* [GIVEN INSTRUCTION]
Can you reproduce the material with every "legend-label" swapped for "legend-text" and nothing else altered?

* [EXTRACTED MATERIAL]
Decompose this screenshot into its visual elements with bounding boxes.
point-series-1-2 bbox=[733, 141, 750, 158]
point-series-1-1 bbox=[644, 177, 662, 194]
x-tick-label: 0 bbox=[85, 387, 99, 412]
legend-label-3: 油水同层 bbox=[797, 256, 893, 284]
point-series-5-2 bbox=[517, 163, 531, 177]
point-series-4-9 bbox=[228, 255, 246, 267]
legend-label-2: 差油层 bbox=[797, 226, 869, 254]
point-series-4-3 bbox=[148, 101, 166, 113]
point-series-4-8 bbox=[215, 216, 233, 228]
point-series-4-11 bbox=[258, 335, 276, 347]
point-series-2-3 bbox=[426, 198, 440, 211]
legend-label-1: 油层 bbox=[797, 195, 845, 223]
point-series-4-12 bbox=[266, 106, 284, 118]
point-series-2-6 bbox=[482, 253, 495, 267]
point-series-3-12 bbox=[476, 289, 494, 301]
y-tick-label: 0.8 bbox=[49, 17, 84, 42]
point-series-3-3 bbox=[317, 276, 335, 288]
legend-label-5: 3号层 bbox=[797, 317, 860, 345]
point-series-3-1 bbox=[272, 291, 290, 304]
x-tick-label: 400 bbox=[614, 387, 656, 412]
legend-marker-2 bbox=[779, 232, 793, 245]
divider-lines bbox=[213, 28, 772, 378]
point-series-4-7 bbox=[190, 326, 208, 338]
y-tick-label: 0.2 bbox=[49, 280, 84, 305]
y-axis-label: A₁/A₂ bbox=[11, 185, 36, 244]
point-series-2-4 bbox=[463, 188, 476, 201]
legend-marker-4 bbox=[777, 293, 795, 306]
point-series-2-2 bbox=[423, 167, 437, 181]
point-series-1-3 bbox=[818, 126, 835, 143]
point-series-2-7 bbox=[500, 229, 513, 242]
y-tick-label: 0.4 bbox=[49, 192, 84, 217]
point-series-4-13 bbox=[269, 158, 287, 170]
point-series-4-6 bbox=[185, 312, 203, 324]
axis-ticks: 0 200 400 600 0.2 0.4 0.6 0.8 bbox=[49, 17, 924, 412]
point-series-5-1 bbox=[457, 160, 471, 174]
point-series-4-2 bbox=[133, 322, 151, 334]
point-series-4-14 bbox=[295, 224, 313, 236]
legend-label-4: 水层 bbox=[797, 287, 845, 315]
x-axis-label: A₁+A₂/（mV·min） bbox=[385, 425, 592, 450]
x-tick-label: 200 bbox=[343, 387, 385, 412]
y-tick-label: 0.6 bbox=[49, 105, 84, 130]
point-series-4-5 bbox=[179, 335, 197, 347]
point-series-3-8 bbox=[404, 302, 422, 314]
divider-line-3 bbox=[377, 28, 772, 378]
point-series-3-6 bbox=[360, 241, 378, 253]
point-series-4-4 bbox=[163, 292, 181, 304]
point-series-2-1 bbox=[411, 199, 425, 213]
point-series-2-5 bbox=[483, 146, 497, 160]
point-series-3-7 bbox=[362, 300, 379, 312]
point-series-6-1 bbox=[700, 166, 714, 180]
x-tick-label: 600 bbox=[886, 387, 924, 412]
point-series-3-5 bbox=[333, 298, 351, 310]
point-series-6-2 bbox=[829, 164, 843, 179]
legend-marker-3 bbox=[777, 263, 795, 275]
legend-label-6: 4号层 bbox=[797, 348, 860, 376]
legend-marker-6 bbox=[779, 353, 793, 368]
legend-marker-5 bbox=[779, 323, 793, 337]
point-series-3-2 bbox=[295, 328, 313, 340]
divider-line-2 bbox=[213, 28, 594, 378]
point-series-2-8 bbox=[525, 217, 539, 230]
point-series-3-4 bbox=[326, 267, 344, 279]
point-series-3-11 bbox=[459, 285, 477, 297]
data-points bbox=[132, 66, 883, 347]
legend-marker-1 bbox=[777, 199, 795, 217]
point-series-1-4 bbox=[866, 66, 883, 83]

* [ANSWER IN FULL]
Decompose this screenshot into its visual elements with bounding boxes.
point-series-1-2 bbox=[733, 141, 750, 158]
point-series-1-1 bbox=[644, 177, 662, 194]
x-tick-label: 0 bbox=[85, 387, 99, 412]
legend-text-3: 油水同层 bbox=[797, 256, 893, 284]
point-series-5-2 bbox=[517, 163, 531, 177]
point-series-4-9 bbox=[228, 255, 246, 267]
legend-text-2: 差油层 bbox=[797, 226, 869, 254]
point-series-4-3 bbox=[148, 101, 166, 113]
point-series-4-8 bbox=[215, 216, 233, 228]
point-series-4-11 bbox=[258, 335, 276, 347]
point-series-2-3 bbox=[426, 198, 440, 211]
legend-text-1: 油层 bbox=[797, 195, 845, 223]
point-series-4-12 bbox=[266, 106, 284, 118]
point-series-2-6 bbox=[482, 253, 495, 267]
point-series-3-12 bbox=[476, 289, 494, 301]
y-tick-label: 0.8 bbox=[49, 17, 84, 42]
point-series-3-3 bbox=[317, 276, 335, 288]
legend-text-5: 3号层 bbox=[797, 317, 860, 345]
point-series-3-1 bbox=[272, 291, 290, 304]
x-tick-label: 400 bbox=[614, 387, 656, 412]
legend-marker-2 bbox=[779, 232, 793, 245]
divider-lines bbox=[213, 28, 772, 378]
point-series-4-7 bbox=[190, 326, 208, 338]
y-tick-label: 0.2 bbox=[49, 280, 84, 305]
y-axis-label: A₁/A₂ bbox=[11, 185, 36, 244]
point-series-2-4 bbox=[463, 188, 476, 201]
legend-marker-4 bbox=[777, 293, 795, 306]
point-series-2-2 bbox=[423, 167, 437, 181]
point-series-1-3 bbox=[818, 126, 835, 143]
point-series-2-7 bbox=[500, 229, 513, 242]
y-tick-label: 0.4 bbox=[49, 192, 84, 217]
point-series-4-13 bbox=[269, 158, 287, 170]
point-series-4-6 bbox=[185, 312, 203, 324]
axis-ticks: 0 200 400 600 0.2 0.4 0.6 0.8 bbox=[49, 17, 924, 412]
point-series-5-1 bbox=[457, 160, 471, 174]
point-series-4-2 bbox=[133, 322, 151, 334]
point-series-4-14 bbox=[295, 224, 313, 236]
legend-text-4: 水层 bbox=[797, 287, 845, 315]
x-axis-label: A₁+A₂/（mV·min） bbox=[385, 425, 592, 450]
x-tick-label: 200 bbox=[343, 387, 385, 412]
y-tick-label: 0.6 bbox=[49, 105, 84, 130]
point-series-4-5 bbox=[179, 335, 197, 347]
point-series-3-8 bbox=[404, 302, 422, 314]
divider-line-3 bbox=[377, 28, 772, 378]
point-series-3-6 bbox=[360, 241, 378, 253]
point-series-4-4 bbox=[163, 292, 181, 304]
point-series-2-1 bbox=[411, 199, 425, 213]
point-series-2-5 bbox=[483, 146, 497, 160]
point-series-3-7 bbox=[362, 300, 379, 312]
point-series-6-1 bbox=[700, 166, 714, 180]
x-tick-label: 600 bbox=[886, 387, 924, 412]
point-series-3-5 bbox=[333, 298, 351, 310]
point-series-6-2 bbox=[829, 164, 843, 179]
legend-marker-3 bbox=[777, 263, 795, 275]
legend-text-6: 4号层 bbox=[797, 348, 860, 376]
legend-marker-6 bbox=[779, 353, 793, 368]
legend-marker-5 bbox=[779, 323, 793, 337]
point-series-3-2 bbox=[295, 328, 313, 340]
divider-line-2 bbox=[213, 28, 594, 378]
point-series-2-8 bbox=[525, 217, 539, 230]
point-series-3-4 bbox=[326, 267, 344, 279]
point-series-3-11 bbox=[459, 285, 477, 297]
data-points bbox=[132, 66, 883, 347]
legend-marker-1 bbox=[777, 199, 795, 217]
point-series-1-4 bbox=[866, 66, 883, 83]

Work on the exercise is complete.